Her recounts bring to my mind my own experiences: the love of school, the fear of failing, and the times I, too, bombed on a speech, a test, or a project. Now that I’m a college professor and used to student panics, I have a great deal of empathy for the college student, especially those who really care about their grades and have a real desire to learn. And the truth is, that is the majority of students; at least in my experience.
Sure, there are those that sign up for a class then never show up. They end up with a fail grade and to their dismay they discover that down the road, when they finally grow up enough to apply themselves that the grade point average suffers forever due to that “F.” I’ve long since given up in trying to convince students to drop the course if they discover they can’t cut it; after two warnings I say no more about it. It’s the students that see college for what it really is – that of a learning experience, that I put my efforts into. Both my daughters fall into that category; when they are in school they love to talk about what they are learning, and the best part of all (aside from my pride in their accomplishments) is that I learn something new from them, too. There’s lots of new stuff for me to learn; after all, it’s been a while since I was in school. Life truly is a life-long learning experience, from real-life experience and from books, not just a stepping stone to a high income paycheck.
I have to say, I just don’t understand anyone who is not a reader. So much knowledge can be gained from the written word and I can’t grasp the notion that reading for pleasure and for learning is avoided by some. But, I realized long ago that what I think is best for me is not necessarily the case for someone else. I recall a woman I worked with during my waitressing days who was single, no children, and hated her job. I pushed and pushed her to either travel or take college classes for a degree and better job opportunities. I envied her the freedom she had to do what she wanted; I was raising my girls, married, and waitressing didn’t bring in much money. One day she shot back at me, “Not everyone wants to do what you want!” or something to that effect. I never forgot how strongly she said those words.

### DATASET CONTENT

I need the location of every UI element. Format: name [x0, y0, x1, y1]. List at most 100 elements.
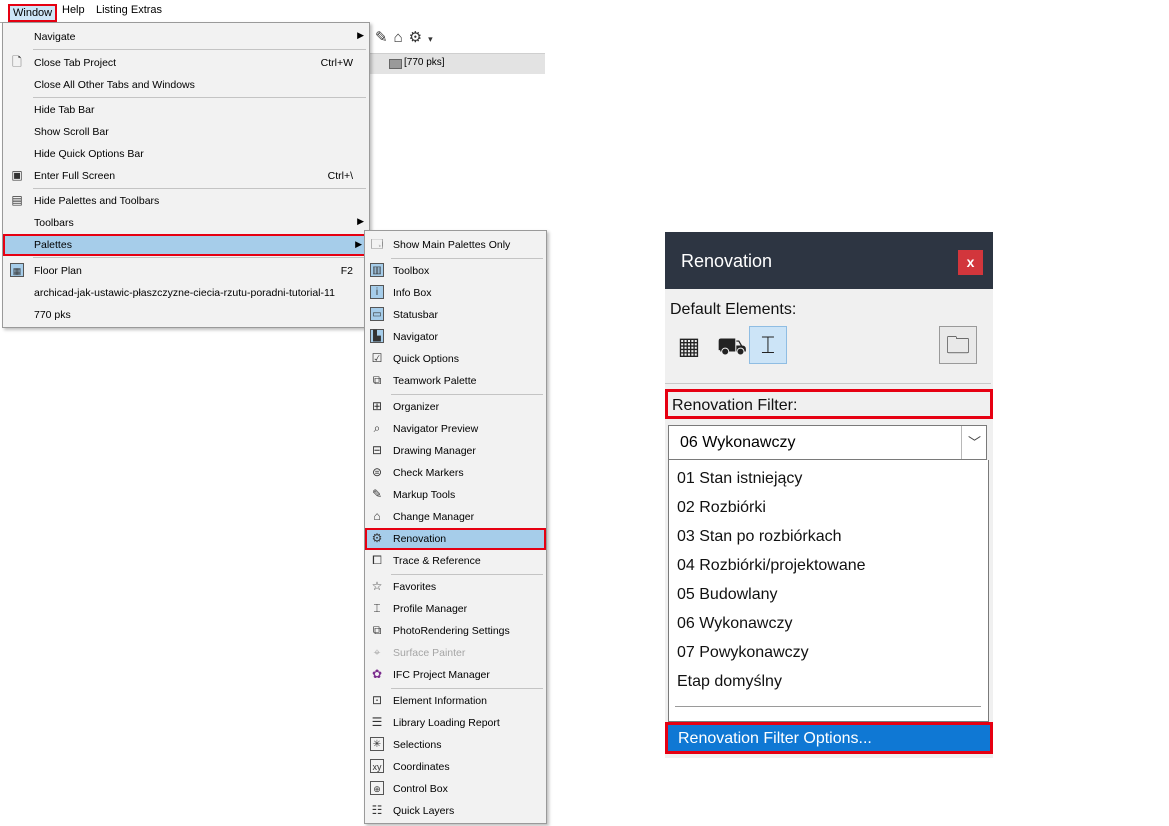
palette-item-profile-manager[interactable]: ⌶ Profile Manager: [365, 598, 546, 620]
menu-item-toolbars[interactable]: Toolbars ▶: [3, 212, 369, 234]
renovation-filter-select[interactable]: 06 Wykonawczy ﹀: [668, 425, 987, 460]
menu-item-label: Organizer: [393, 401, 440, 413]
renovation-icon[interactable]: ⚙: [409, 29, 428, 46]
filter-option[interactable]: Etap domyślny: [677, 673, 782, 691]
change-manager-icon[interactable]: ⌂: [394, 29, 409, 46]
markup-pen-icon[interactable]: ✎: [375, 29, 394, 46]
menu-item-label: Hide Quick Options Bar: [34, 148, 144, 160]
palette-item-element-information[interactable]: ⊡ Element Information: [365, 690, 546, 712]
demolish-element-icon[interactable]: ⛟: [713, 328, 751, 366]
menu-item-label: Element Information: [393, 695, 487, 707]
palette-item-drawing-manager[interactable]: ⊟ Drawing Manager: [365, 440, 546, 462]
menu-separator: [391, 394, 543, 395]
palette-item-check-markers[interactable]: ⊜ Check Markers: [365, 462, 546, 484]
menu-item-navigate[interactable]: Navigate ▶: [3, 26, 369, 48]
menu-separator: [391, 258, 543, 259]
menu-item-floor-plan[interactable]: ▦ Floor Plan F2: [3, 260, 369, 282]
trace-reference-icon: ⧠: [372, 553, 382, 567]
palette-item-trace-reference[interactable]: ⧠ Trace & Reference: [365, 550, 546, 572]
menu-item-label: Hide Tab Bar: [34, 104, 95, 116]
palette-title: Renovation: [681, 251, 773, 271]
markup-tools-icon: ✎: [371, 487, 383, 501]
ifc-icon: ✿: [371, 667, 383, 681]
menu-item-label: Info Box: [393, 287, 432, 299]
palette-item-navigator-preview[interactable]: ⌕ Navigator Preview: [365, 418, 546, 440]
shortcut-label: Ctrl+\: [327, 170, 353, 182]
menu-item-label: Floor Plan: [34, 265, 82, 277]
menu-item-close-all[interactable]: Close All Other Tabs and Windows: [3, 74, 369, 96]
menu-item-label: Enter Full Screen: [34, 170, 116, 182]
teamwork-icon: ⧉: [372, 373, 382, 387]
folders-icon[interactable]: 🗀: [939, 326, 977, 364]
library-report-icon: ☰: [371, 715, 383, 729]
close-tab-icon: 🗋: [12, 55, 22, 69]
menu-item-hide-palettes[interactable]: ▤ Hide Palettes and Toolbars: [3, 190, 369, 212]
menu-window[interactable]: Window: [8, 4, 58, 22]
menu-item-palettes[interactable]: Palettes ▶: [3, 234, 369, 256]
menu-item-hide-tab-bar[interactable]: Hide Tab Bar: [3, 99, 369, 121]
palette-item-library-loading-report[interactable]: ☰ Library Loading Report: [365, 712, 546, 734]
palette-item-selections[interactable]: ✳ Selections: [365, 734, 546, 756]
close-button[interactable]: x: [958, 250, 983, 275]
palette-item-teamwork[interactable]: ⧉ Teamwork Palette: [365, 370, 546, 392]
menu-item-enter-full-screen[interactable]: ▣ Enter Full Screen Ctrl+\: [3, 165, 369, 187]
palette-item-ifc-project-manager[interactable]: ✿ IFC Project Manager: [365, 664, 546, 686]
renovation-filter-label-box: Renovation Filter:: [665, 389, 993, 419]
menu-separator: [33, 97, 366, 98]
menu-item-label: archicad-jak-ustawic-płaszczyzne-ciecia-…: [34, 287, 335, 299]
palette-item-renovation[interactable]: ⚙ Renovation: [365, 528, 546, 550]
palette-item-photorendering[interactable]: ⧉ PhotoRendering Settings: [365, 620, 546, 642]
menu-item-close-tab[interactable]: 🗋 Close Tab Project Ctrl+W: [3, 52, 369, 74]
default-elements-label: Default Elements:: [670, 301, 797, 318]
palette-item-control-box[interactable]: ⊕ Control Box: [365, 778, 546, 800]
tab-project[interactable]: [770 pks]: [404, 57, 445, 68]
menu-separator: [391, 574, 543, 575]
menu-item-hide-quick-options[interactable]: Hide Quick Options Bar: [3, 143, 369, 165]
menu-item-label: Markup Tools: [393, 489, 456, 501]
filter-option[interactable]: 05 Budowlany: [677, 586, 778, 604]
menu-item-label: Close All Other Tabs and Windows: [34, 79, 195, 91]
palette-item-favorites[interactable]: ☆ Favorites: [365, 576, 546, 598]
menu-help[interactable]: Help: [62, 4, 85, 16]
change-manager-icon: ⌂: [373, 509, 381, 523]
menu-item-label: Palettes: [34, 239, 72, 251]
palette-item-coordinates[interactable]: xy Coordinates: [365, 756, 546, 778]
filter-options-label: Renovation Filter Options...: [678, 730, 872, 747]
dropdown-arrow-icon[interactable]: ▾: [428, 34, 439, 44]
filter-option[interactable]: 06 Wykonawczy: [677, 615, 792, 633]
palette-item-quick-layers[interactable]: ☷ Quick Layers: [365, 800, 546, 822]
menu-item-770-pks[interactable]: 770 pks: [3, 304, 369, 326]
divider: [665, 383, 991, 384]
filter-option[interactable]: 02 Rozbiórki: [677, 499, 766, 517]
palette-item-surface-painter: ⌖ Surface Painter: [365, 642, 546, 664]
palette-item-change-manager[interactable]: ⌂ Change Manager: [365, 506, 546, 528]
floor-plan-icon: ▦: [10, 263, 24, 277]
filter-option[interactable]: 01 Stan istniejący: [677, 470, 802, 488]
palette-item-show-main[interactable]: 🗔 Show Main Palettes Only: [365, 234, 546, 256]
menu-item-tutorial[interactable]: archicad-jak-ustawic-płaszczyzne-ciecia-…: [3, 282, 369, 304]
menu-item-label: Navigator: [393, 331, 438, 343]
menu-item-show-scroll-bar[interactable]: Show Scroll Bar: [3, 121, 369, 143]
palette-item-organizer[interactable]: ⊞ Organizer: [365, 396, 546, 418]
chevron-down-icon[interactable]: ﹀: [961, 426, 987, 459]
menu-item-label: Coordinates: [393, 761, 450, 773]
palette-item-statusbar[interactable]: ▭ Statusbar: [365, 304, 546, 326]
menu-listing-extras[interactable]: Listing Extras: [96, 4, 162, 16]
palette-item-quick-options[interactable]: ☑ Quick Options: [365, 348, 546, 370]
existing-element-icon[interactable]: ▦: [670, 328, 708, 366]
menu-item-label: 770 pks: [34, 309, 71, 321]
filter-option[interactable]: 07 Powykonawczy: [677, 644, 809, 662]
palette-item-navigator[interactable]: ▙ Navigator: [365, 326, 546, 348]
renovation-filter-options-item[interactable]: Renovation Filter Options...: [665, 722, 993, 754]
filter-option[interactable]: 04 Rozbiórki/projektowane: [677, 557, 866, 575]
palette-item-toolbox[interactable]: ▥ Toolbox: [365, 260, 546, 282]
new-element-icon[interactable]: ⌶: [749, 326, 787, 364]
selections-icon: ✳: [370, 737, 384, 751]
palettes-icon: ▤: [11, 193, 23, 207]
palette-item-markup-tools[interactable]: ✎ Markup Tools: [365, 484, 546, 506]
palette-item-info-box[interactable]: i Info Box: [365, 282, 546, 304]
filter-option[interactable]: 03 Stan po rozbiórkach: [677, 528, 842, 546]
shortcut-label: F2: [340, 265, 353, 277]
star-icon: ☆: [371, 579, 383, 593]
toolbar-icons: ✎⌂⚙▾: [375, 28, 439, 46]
* * *
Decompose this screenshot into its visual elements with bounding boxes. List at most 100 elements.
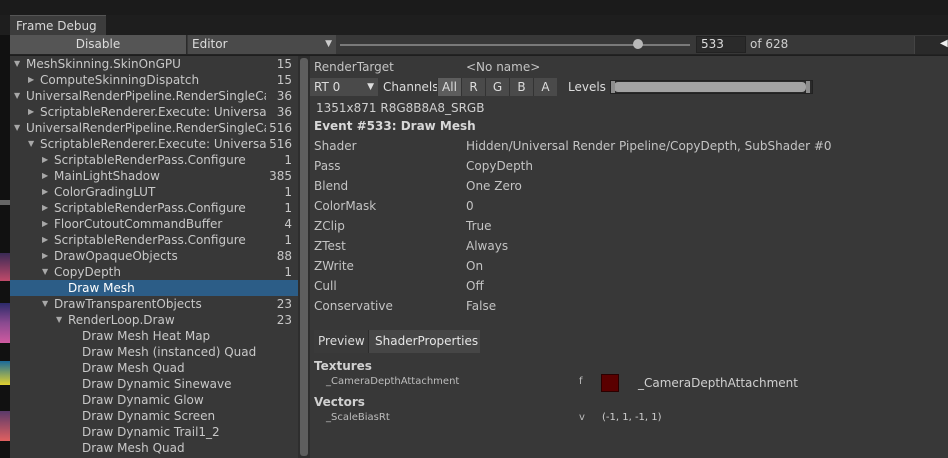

### WORK TO COMPLETE
State how many warnings the writer of the text about college students and reading gives before saying nothing more about dropping a course.

### ANSWER IN FULL
Two warnings.